[Figure contents as structured data]
----

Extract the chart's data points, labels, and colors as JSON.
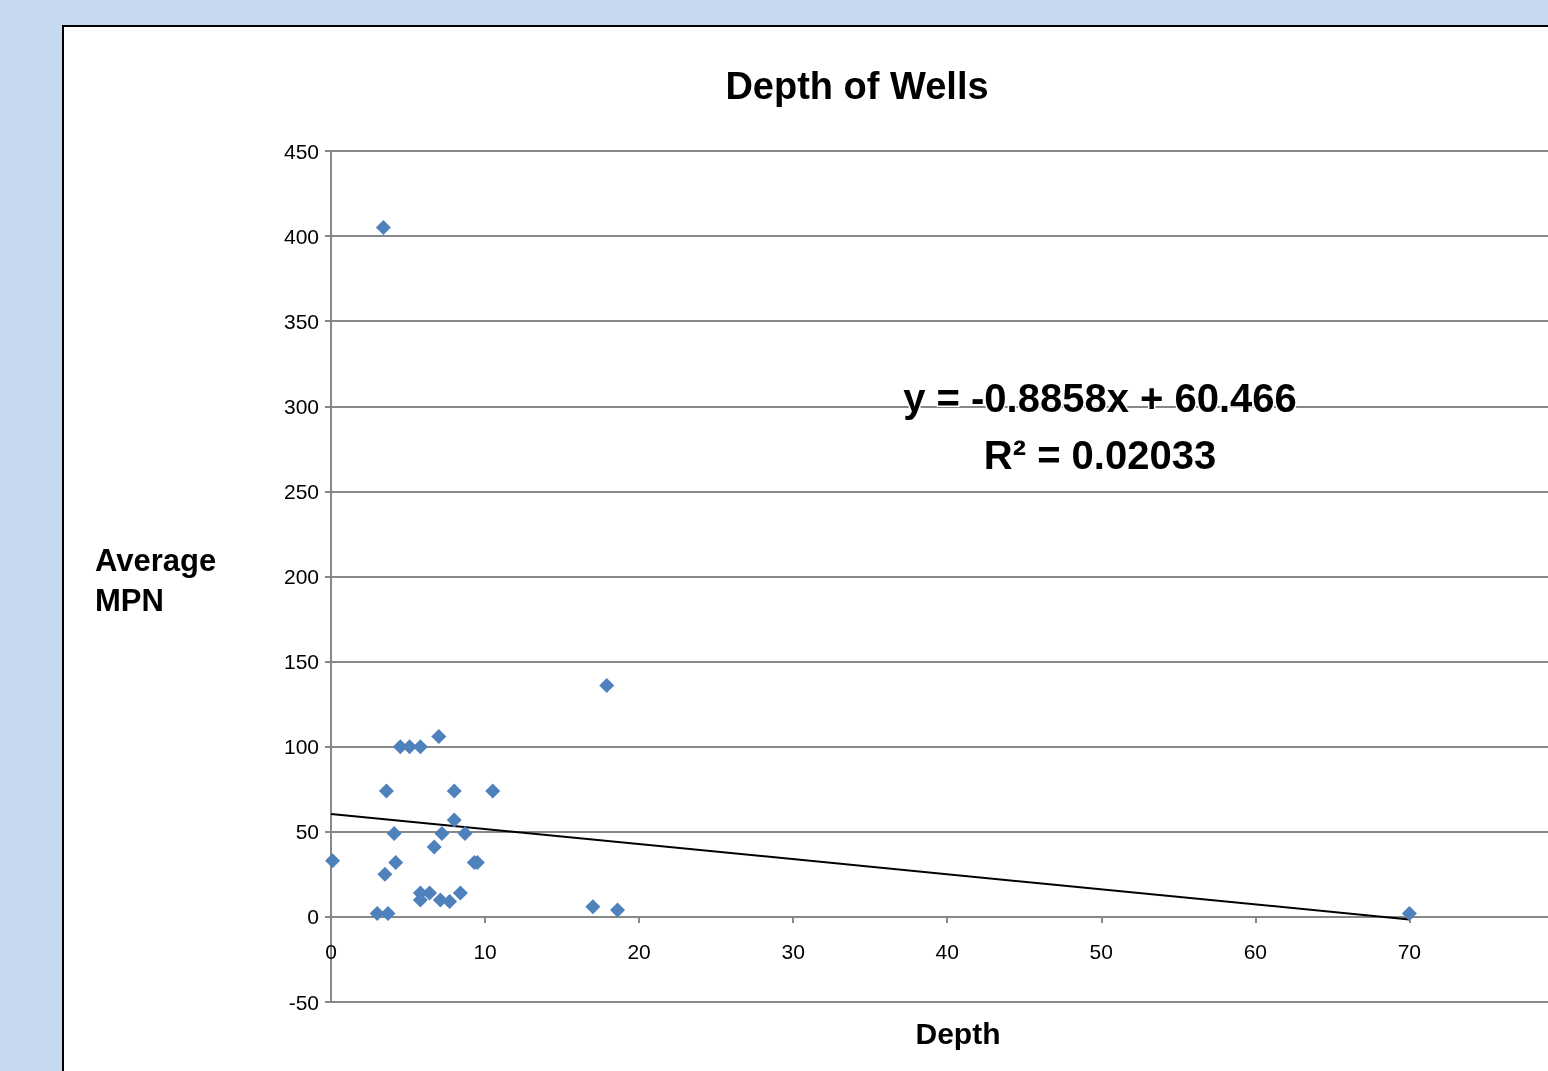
{
  "chart_data": {
    "type": "scatter",
    "title": "Depth of Wells",
    "xlabel": "Depth",
    "ylabel": "Average MPN",
    "xlim": [
      0,
      79
    ],
    "xticks": [
      0,
      10,
      20,
      30,
      40,
      50,
      60,
      70
    ],
    "ylim": [
      -50,
      450
    ],
    "yticks": [
      -50,
      0,
      50,
      100,
      150,
      200,
      250,
      300,
      350,
      400,
      450
    ],
    "grid": "y",
    "marker": "diamond",
    "annotations": [
      "y = -0.8858x + 60.466",
      "R² = 0.02033"
    ],
    "series": [
      {
        "color": "#4f81bd",
        "x": [
          3.4,
          0.1,
          3.0,
          3.7,
          3.6,
          4.1,
          3.5,
          4.2,
          4.5,
          5.1,
          5.8,
          7.0,
          8.0,
          10.5,
          8.0,
          7.2,
          6.7,
          8.7,
          9.3,
          9.5,
          5.8,
          6.4,
          5.8,
          7.1,
          7.7,
          8.4,
          17.0,
          18.6,
          17.9,
          70.0
        ],
        "values": [
          405,
          33,
          2,
          2,
          74,
          49,
          25,
          32,
          100,
          100,
          100,
          106,
          74,
          74,
          57,
          49,
          41,
          49,
          32,
          32,
          14,
          14,
          10,
          10,
          9,
          14,
          6,
          4,
          136,
          2
        ]
      },
      {
        "type": "line",
        "color": "#000000",
        "x": [
          0,
          70
        ],
        "values": [
          60.5,
          -1.5
        ],
        "marker": "none"
      }
    ]
  }
}
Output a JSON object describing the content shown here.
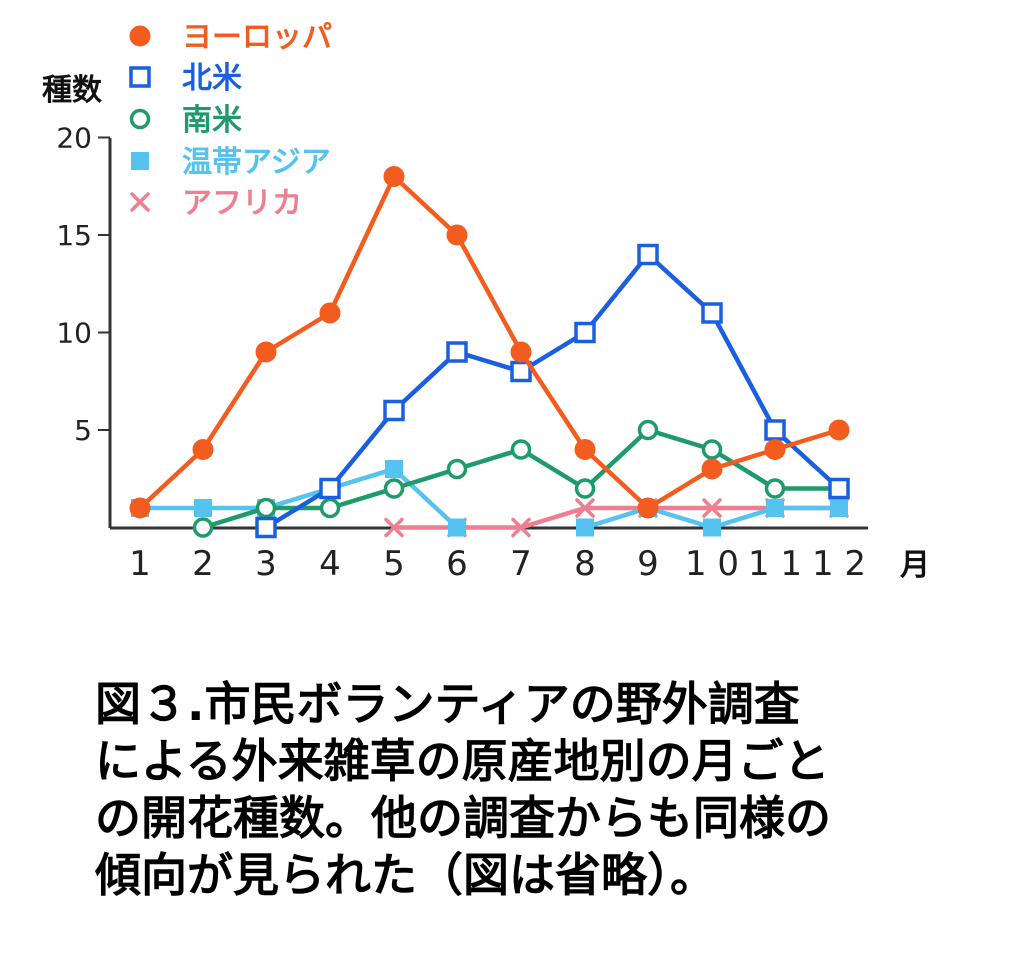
{
  "chart_data": {
    "type": "line",
    "title": "",
    "xlabel": "月",
    "ylabel": "種数",
    "x": [
      1,
      2,
      3,
      4,
      5,
      6,
      7,
      8,
      9,
      10,
      11,
      12
    ],
    "xticks": [
      "1",
      "2",
      "3",
      "4",
      "5",
      "6",
      "7",
      "8",
      "9",
      "1 0",
      "1 1",
      "1 2"
    ],
    "yticks": [
      "20",
      "15",
      "10",
      "5"
    ],
    "ylim": [
      0,
      20
    ],
    "legend_position": "top-left",
    "grid": false,
    "series": [
      {
        "name": "ヨーロッパ",
        "color": "#f25c1e",
        "marker": "filled-circle",
        "values": [
          1,
          4,
          9,
          11,
          18,
          15,
          9,
          4,
          1,
          3,
          4,
          5
        ]
      },
      {
        "name": "北米",
        "color": "#1a5fe0",
        "marker": "open-square",
        "values": [
          null,
          null,
          0,
          2,
          6,
          9,
          8,
          10,
          14,
          11,
          5,
          2
        ]
      },
      {
        "name": "南米",
        "color": "#1f9b6b",
        "marker": "open-circle",
        "values": [
          null,
          0,
          1,
          1,
          2,
          3,
          4,
          2,
          5,
          4,
          2,
          2
        ]
      },
      {
        "name": "温帯アジア",
        "color": "#55c2f0",
        "marker": "filled-square",
        "values": [
          1,
          1,
          1,
          2,
          3,
          0,
          null,
          0,
          1,
          0,
          1,
          1
        ]
      },
      {
        "name": "アフリカ",
        "color": "#ef7f90",
        "marker": "x",
        "values": [
          null,
          null,
          null,
          null,
          0,
          0,
          0,
          1,
          1,
          1,
          1,
          1
        ]
      }
    ]
  },
  "caption": {
    "lines": [
      "図３.市民ボランティアの野外調査",
      "による外来雑草の原産地別の月ごと",
      "の開花種数。他の調査からも同様の",
      "傾向が見られた（図は省略）。"
    ]
  }
}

----

CHALLENGE:
Each line above that includes "marker" should be shown.

SOLUTION FOR THIS EXERCISE:
    "marker": "diamond",
        "marker": "none"
        "marker": "filled-circle",
        "marker": "open-square",
        "marker": "open-circle",
        "marker": "filled-square",
        "marker": "x",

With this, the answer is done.